Stated task
Please revise the thread on modes, giving the stretch from "thats exactly how" through "than anything else." again with "habit" changed to "instinct".

# Modes



## macalpine88 (Nov 14, 2004)

ok, this may sound a bit strange but i was having a conversation with my music teacher and he brought up a point that no one writes with modes anymore(except in jazz) this sounds very strange to me because that is how i always viewed music. we had to turn in compositions and a kid was writing in the key of C but started in F, my teacher considered it modulation but in my mind it is just F lydian. he was classically trained as a pianist, i dont know if that had anything to do with it or he is just anal/nuts to consider modes worthless. does anyone else write modaly?


----------



## Metal Ken (Nov 14, 2004)

I write modally. Like me and my friend will be playin stuff, and i'll be like check out this badass riff, its outta B Locrian or stuff like that, you know?


----------



## macalpine88 (Nov 14, 2004)

thats exactly how i write to. i guess some people just aproach music differently


----------



## stuh84 (Nov 14, 2004)

From what I can tell, he's trying to be controversial, writing in modes is how I tend to write, more out of habit than anything else.

Excerpted records
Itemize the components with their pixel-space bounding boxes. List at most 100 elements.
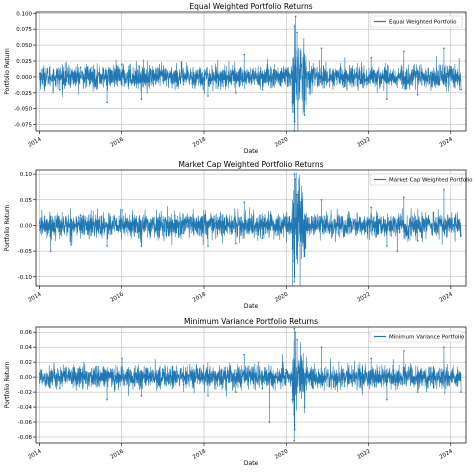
- data-point: [268, 421, 271, 423]
- data-point: [140, 395, 143, 397]
- y-tick-label: 0.10: [20, 172, 33, 178]
- data-point: [162, 219, 164, 222]
- data-point: [403, 50, 405, 53]
- data-point: [243, 201, 246, 204]
- data-point: [79, 214, 82, 216]
- data-point: [294, 15, 297, 18]
- data-point: [403, 350, 405, 352]
- chart-1: Equal Weighted Portfolio Returns 0.100 0.0…: [4, 2, 467, 155]
- y-axis-label: Portfolio Return: [4, 48, 11, 95]
- data-point: [293, 281, 296, 283]
- x-tick-label: 2016: [110, 448, 126, 460]
- data-point: [293, 428, 296, 431]
- data-point: [386, 245, 388, 247]
- data-point: [106, 101, 108, 104]
- chart-title: Market Cap Weighted Portfolio Returns: [178, 160, 323, 169]
- y-tick-label: -0.02: [18, 390, 32, 396]
- x-tick-label: 2024: [439, 291, 455, 303]
- data-point: [294, 178, 297, 181]
- data-point: [182, 83, 185, 86]
- y-tick-label: -0.075: [14, 123, 32, 129]
- y-tick-label: 0.06: [20, 330, 33, 336]
- series-line: [39, 328, 462, 442]
- series-line: [39, 172, 462, 287]
- x-axis-label: Date: [244, 303, 259, 310]
- x-tick-label: 2022: [356, 137, 371, 149]
- y-axis-label: Portfolio Return: [4, 362, 11, 409]
- axes-frame: [35, 11, 467, 132]
- x-tick-label: 2016: [110, 291, 126, 303]
- data-point: [243, 53, 246, 56]
- x-axis-label: Date: [244, 148, 259, 155]
- data-point: [293, 111, 295, 113]
- data-point: [320, 346, 323, 349]
- data-point: [291, 398, 294, 401]
- y-tick-label: -0.08: [18, 435, 33, 441]
- data-point: [182, 383, 185, 386]
- y-tick-label: -0.025: [14, 91, 32, 97]
- legend: [369, 330, 463, 343]
- y-tick-label: 0.00: [20, 223, 33, 229]
- x-tick-label: 2014: [27, 291, 43, 303]
- data-point: [403, 196, 405, 199]
- y-tick-label: 0.000: [16, 75, 32, 81]
- y-tick-label: -0.050: [14, 107, 32, 113]
- data-point: [443, 346, 445, 349]
- data-point: [106, 245, 108, 247]
- x-tick-label: 2022: [356, 292, 371, 304]
- data-point: [293, 275, 296, 278]
- data-point: [140, 245, 143, 247]
- legend: [369, 173, 463, 186]
- chart-title: Minimum Variance Portfolio Returns: [184, 317, 318, 326]
- x-tick-label: 2018: [192, 291, 208, 303]
- data-point: [234, 242, 237, 245]
- y-tick-label: -0.04: [18, 405, 33, 411]
- data-point: [396, 250, 399, 252]
- data-point: [293, 120, 296, 123]
- data-point: [296, 193, 298, 196]
- data-point: [343, 234, 346, 237]
- x-tick-label: 2018: [192, 448, 208, 460]
- x-tick-label: 2014: [27, 136, 43, 148]
- x-tick-label: 2022: [356, 449, 371, 461]
- y-axis-label: Portfolio Return: [4, 205, 11, 252]
- data-point: [343, 385, 346, 387]
- x-tick-label: 2014: [27, 448, 43, 460]
- data-point: [79, 368, 82, 371]
- data-point: [207, 95, 209, 97]
- data-point: [296, 338, 298, 341]
- y-tick-label: 0.00: [20, 375, 33, 381]
- y-tick-label: -0.05: [18, 249, 33, 255]
- chart-title: Equal Weighted Portfolio Returns: [189, 2, 312, 11]
- data-point: [303, 255, 306, 258]
- legend-label: Equal Weighted Portfolio: [389, 20, 457, 26]
- y-tick-label: -0.10: [18, 275, 33, 281]
- legend-label: Market Cap Weighted Portfolio: [389, 178, 473, 184]
- y-tick-label: 0.100: [16, 11, 32, 17]
- y-tick-label: 0.050: [16, 43, 32, 49]
- y-tick-label: -0.06: [18, 420, 33, 426]
- data-point: [182, 232, 185, 234]
- x-tick-label: 2020: [274, 291, 290, 303]
- y-tick-label: 0.05: [20, 198, 33, 204]
- data-point: [443, 188, 445, 191]
- data-point: [121, 209, 123, 211]
- data-point: [285, 69, 287, 72]
- x-tick-label: 2016: [110, 136, 126, 148]
- x-tick-label: 2024: [439, 448, 455, 460]
- axes-frame: [35, 169, 467, 287]
- data-point: [293, 413, 295, 416]
- legend: [369, 15, 463, 28]
- data-point: [386, 398, 388, 401]
- data-point: [243, 353, 246, 356]
- data-point: [370, 206, 372, 209]
- data-point: [370, 57, 372, 59]
- data-point: [294, 331, 297, 334]
- data-point: [207, 395, 209, 397]
- data-point: [162, 368, 164, 371]
- axes-frame: [35, 326, 467, 444]
- data-point: [460, 88, 462, 91]
- data-point: [343, 85, 346, 88]
- data-point: [460, 391, 462, 393]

Output for this exercise
thats exactly how i write to. i guess some people just aproach music differently


----------



## stuh84 (Nov 14, 2004)

From what I can tell, he's trying to be controversial, writing in modes is how I tend to write, more out of instinct than anything else.